MATERIAL PROVIDED ->
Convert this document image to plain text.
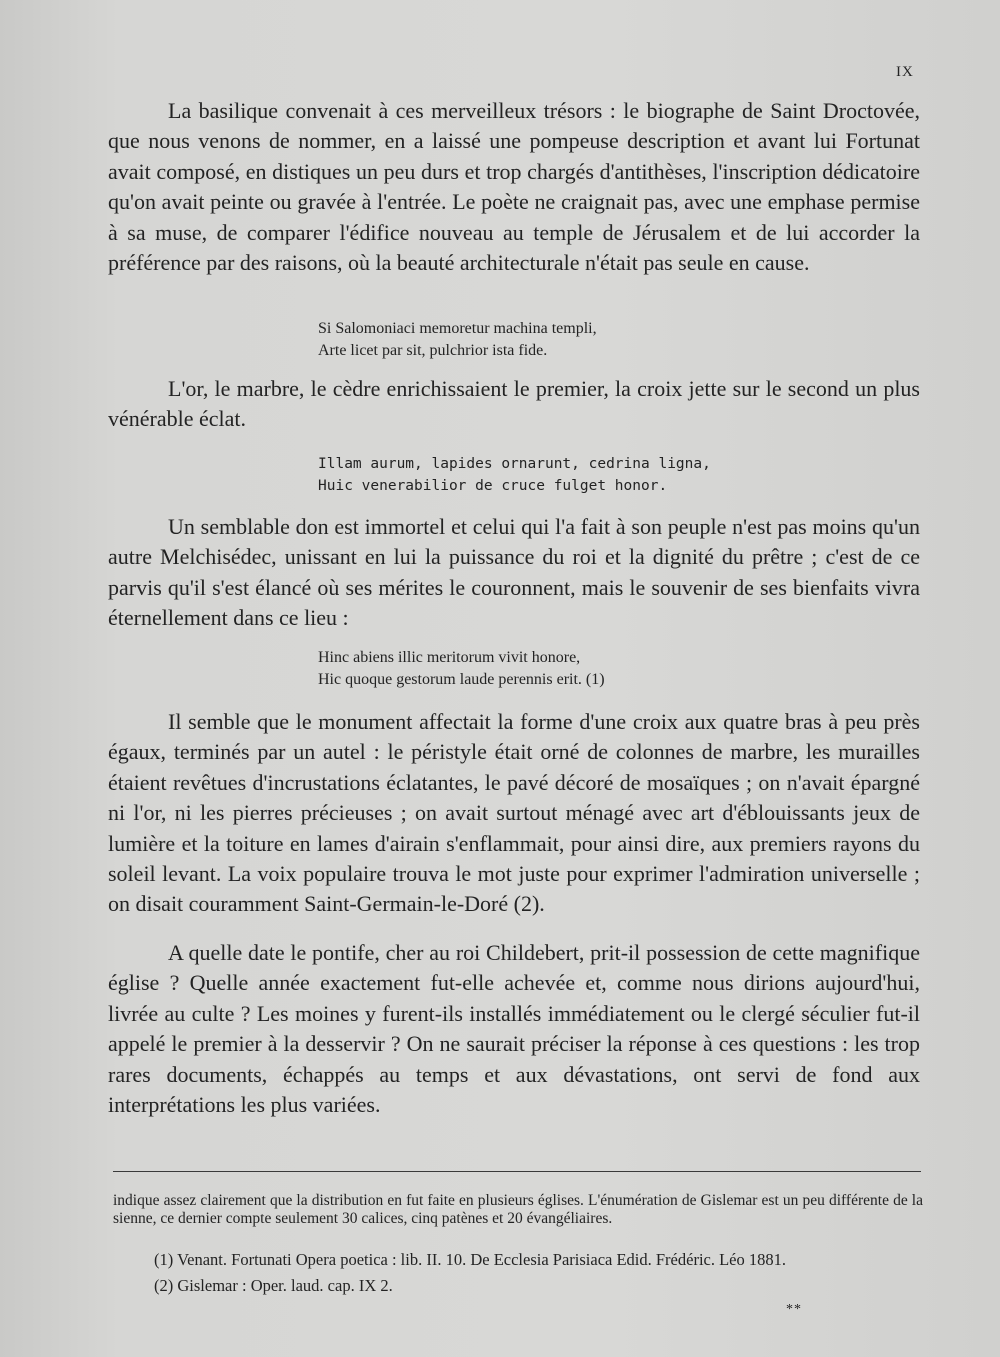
IX

La basilique convenait à ces merveilleux trésors : le biographe de Saint Droctovée, que nous venons de nommer, en a laissé une pompeuse description et avant lui Fortunat avait composé, en distiques un peu durs et trop chargés d'antithèses, l'inscription dédicatoire qu'on avait peinte ou gravée à l'entrée. Le poète ne craignait pas, avec une emphase permise à sa muse, de comparer l'édifice nouveau au temple de Jérusalem et de lui accorder la préférence par des raisons, où la beauté architecturale n'était pas seule en cause.

Si Salomoniaci memoretur machina templi,
Arte licet par sit, pulchrior ista fide.

L'or, le marbre, le cèdre enrichissaient le premier, la croix jette sur le second un plus vénérable éclat.

Illam aurum, lapides ornarunt, cedrina ligna,
Huic venerabilior de cruce fulget honor.

Un semblable don est immortel et celui qui l'a fait à son peuple n'est pas moins qu'un autre Melchisédec, unissant en lui la puissance du roi et la dignité du prêtre ; c'est de ce parvis qu'il s'est élancé où ses mérites le couronnent, mais le souvenir de ses bienfaits vivra éternellement dans ce lieu :

Hinc abiens illic meritorum vivit honore,
Hic quoque gestorum laude perennis erit. (1)

Il semble que le monument affectait la forme d'une croix aux quatre bras à peu près égaux, terminés par un autel : le péristyle était orné de colonnes de marbre, les murailles étaient revêtues d'incrustations éclatantes, le pavé décoré de mosaïques ; on n'avait épargné ni l'or, ni les pierres précieuses ; on avait surtout ménagé avec art d'éblouissants jeux de lumière et la toiture en lames d'airain s'enflammait, pour ainsi dire, aux premiers rayons du soleil levant. La voix populaire trouva le mot juste pour exprimer l'admiration universelle ; on disait couramment Saint-Germain-le-Doré (2).

A quelle date le pontife, cher au roi Childebert, prit-il possession de cette magnifique église ? Quelle année exactement fut-elle achevée et, comme nous dirions aujourd'hui, livrée au culte ? Les moines y furent-ils installés immédiatement ou le clergé séculier fut-il appelé le premier à la desservir ? On ne saurait préciser la réponse à ces questions : les trop rares documents, échappés au temps et aux dévastations, ont servi de fond aux interprétations les plus variées.

indique assez clairement que la distribution en fut faite en plusieurs églises. L'énumération de Gislemar est un peu différente de la sienne, ce dernier compte seulement 30 calices, cinq patènes et 20 évangéliaires.

(1) Venant. Fortunati Opera poetica : lib. II. 10. De Ecclesia Parisiaca Edid. Frédéric. Léo 1881.
(2) Gislemar : Oper. laud. cap. IX 2.
**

AIM OF THE TASK -> Leave out all pictures, then copy the remaining material exactly.

RESPONSE ->
Convert this document image to plain text.
IX

La basilique convenait à ces merveilleux trésors : le biographe de Saint Droctovée, que nous venons de nommer, en a laissé une pompeuse description et avant lui Fortunat avait composé, en distiques un peu durs et trop chargés d'antithèses, l'inscription dédicatoire qu'on avait peinte ou gravée à l'entrée. Le poète ne craignait pas, avec une emphase permise à sa muse, de comparer l'édifice nouveau au temple de Jérusalem et de lui accorder la préférence par des raisons, où la beauté architecturale n'était pas seule en cause.

Si Salomoniaci memoretur machina templi,
Arte licet par sit, pulchrior ista fide.

L'or, le marbre, le cèdre enrichissaient le premier, la croix jette sur le second un plus vénérable éclat.

Illam aurum, lapides ornarunt, cedrina ligna,
Huic venerabilior de cruce fulget honor.

Un semblable don est immortel et celui qui l'a fait à son peuple n'est pas moins qu'un autre Melchisédec, unissant en lui la puissance du roi et la dignité du prêtre ; c'est de ce parvis qu'il s'est élancé où ses mérites le couronnent, mais le souvenir de ses bienfaits vivra éternellement dans ce lieu :

Hinc abiens illic meritorum vivit honore,
Hic quoque gestorum laude perennis erit. (1)

Il semble que le monument affectait la forme d'une croix aux quatre bras à peu près égaux, terminés par un autel : le péristyle était orné de colonnes de marbre, les murailles étaient revêtues d'incrustations éclatantes, le pavé décoré de mosaïques ; on n'avait épargné ni l'or, ni les pierres précieuses ; on avait surtout ménagé avec art d'éblouissants jeux de lumière et la toiture en lames d'airain s'enflammait, pour ainsi dire, aux premiers rayons du soleil levant. La voix populaire trouva le mot juste pour exprimer l'admiration universelle ; on disait couramment Saint-Germain-le-Doré (2).

A quelle date le pontife, cher au roi Childebert, prit-il possession de cette magnifique église ? Quelle année exactement fut-elle achevée et, comme nous dirions aujourd'hui, livrée au culte ? Les moines y furent-ils installés immédiatement ou le clergé séculier fut-il appelé le premier à la desservir ? On ne saurait préciser la réponse à ces questions : les trop rares documents, échappés au temps et aux dévastations, ont servi de fond aux interprétations les plus variées.

indique assez clairement que la distribution en fut faite en plusieurs églises. L'énumération de Gislemar est un peu différente de la sienne, ce dernier compte seulement 30 calices, cinq patènes et 20 évangéliaires.

(1) Venant. Fortunati Opera poetica : lib. II. 10. De Ecclesia Parisiaca Edid. Frédéric. Léo 1881.
(2) Gislemar : Oper. laud. cap. IX 2.
**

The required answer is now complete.